Exercise aim: Copy the lines verbatim, from the start of the records up to and including the line containing "article-subitem: б) двусторонний".

== Data provided ==

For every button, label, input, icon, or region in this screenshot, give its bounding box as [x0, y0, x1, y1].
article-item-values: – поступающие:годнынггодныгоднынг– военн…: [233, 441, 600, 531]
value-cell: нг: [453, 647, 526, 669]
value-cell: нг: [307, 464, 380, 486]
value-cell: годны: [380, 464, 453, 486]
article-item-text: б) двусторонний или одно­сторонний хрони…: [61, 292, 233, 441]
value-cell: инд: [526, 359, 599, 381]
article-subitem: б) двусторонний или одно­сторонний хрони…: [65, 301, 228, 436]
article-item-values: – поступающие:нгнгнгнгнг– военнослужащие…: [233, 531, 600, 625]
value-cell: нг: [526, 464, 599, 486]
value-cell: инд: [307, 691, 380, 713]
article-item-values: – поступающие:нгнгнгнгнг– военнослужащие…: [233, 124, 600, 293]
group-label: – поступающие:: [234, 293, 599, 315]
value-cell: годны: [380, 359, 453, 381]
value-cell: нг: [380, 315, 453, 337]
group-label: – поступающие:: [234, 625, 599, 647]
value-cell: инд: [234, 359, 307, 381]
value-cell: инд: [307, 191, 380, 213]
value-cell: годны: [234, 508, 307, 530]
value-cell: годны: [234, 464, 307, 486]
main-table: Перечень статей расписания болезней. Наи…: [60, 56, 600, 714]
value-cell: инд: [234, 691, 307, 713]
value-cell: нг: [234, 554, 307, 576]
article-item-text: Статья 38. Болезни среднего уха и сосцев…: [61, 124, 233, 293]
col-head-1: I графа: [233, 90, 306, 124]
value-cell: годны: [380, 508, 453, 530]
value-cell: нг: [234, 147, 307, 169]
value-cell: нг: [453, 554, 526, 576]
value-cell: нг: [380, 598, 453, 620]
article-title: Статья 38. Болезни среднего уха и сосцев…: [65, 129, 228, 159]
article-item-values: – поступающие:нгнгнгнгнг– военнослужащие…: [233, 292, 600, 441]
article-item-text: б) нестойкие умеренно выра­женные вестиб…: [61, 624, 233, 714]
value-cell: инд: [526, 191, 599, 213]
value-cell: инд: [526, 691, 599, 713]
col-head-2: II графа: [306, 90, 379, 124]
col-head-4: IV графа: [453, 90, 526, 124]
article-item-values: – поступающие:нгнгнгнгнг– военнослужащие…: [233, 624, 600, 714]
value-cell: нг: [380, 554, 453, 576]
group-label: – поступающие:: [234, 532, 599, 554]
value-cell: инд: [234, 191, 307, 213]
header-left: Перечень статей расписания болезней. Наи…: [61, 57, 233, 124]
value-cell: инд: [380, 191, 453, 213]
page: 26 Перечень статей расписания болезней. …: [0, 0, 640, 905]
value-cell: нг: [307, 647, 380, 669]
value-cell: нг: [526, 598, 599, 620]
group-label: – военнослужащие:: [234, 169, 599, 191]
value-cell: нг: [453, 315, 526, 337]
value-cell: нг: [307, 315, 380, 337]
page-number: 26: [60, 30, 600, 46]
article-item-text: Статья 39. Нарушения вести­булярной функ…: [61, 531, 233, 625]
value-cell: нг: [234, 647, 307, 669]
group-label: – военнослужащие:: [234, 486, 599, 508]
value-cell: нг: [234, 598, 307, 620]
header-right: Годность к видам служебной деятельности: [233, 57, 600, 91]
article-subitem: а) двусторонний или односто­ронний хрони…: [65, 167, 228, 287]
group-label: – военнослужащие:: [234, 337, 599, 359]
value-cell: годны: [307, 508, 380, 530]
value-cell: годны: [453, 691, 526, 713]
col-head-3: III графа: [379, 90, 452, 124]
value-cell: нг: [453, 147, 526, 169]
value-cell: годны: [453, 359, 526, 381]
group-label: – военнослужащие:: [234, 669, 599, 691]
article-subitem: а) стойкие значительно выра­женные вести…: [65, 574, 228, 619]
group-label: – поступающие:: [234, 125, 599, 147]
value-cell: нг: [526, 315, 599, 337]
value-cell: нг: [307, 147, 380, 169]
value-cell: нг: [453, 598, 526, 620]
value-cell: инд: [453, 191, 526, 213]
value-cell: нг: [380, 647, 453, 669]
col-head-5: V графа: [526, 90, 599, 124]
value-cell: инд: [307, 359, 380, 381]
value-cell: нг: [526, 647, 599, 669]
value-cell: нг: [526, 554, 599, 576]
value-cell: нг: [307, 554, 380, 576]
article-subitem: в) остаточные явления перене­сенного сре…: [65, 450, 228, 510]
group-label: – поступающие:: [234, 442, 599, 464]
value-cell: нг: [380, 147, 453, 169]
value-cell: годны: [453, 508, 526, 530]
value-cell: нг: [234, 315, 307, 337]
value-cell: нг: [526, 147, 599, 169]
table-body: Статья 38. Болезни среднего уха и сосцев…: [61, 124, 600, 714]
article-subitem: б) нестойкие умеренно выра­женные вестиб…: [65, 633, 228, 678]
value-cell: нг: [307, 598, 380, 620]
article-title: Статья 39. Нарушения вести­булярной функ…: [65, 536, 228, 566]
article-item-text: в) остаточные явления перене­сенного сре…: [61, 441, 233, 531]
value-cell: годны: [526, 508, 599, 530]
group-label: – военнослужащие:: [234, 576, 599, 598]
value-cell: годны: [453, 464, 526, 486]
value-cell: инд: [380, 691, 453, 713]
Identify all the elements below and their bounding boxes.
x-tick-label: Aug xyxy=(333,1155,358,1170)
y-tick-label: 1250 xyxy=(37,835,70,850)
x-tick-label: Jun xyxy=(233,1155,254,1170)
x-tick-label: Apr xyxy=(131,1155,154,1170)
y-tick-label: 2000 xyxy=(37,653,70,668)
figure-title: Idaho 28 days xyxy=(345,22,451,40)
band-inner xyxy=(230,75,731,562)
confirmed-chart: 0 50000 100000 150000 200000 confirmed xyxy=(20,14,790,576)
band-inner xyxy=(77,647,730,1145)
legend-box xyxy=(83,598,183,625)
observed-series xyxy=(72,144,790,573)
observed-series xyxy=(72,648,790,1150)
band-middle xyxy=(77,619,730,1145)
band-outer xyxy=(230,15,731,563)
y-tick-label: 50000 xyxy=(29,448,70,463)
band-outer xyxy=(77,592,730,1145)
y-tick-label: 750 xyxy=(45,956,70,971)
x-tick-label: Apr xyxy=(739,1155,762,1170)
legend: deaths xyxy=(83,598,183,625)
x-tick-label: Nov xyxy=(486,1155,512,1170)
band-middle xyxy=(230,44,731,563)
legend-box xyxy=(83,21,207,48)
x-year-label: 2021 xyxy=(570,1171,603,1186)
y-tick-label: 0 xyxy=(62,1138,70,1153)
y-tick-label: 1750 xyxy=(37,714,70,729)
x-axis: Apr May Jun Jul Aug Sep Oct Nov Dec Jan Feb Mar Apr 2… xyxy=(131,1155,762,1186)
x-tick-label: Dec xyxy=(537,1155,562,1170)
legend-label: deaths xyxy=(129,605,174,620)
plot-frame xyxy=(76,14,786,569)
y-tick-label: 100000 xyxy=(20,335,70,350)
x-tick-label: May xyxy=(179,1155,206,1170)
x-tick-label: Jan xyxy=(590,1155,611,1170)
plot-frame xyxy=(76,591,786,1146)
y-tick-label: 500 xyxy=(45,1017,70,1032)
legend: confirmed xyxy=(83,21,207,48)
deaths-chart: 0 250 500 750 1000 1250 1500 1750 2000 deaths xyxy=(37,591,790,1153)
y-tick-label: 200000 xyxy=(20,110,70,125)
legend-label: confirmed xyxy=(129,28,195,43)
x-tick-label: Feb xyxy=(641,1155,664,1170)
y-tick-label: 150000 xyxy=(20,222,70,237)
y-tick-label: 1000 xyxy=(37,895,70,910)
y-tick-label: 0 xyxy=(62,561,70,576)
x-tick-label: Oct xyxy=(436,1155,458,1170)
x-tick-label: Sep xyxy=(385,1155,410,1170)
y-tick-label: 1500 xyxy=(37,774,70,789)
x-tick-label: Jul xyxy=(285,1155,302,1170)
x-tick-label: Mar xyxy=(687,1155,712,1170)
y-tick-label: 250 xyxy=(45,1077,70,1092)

===

In response:
For every button, label, input, icon, or region in this screenshot, give its bounding box as [x0, y0, x1, y1].
article-item-values: – поступающие:годнынггодныгоднынг– военн…: [233, 441, 600, 531]
value-cell: нг: [453, 647, 526, 669]
value-cell: нг: [307, 464, 380, 486]
value-cell: годны: [380, 464, 453, 486]
article-item-text: б) двусторонний или одно­сторонний хрони…: [61, 292, 233, 441]
value-cell: инд: [526, 359, 599, 381]
article-subitem: б) двусторонний или одно­сторонний хрони…: [65, 301, 228, 436]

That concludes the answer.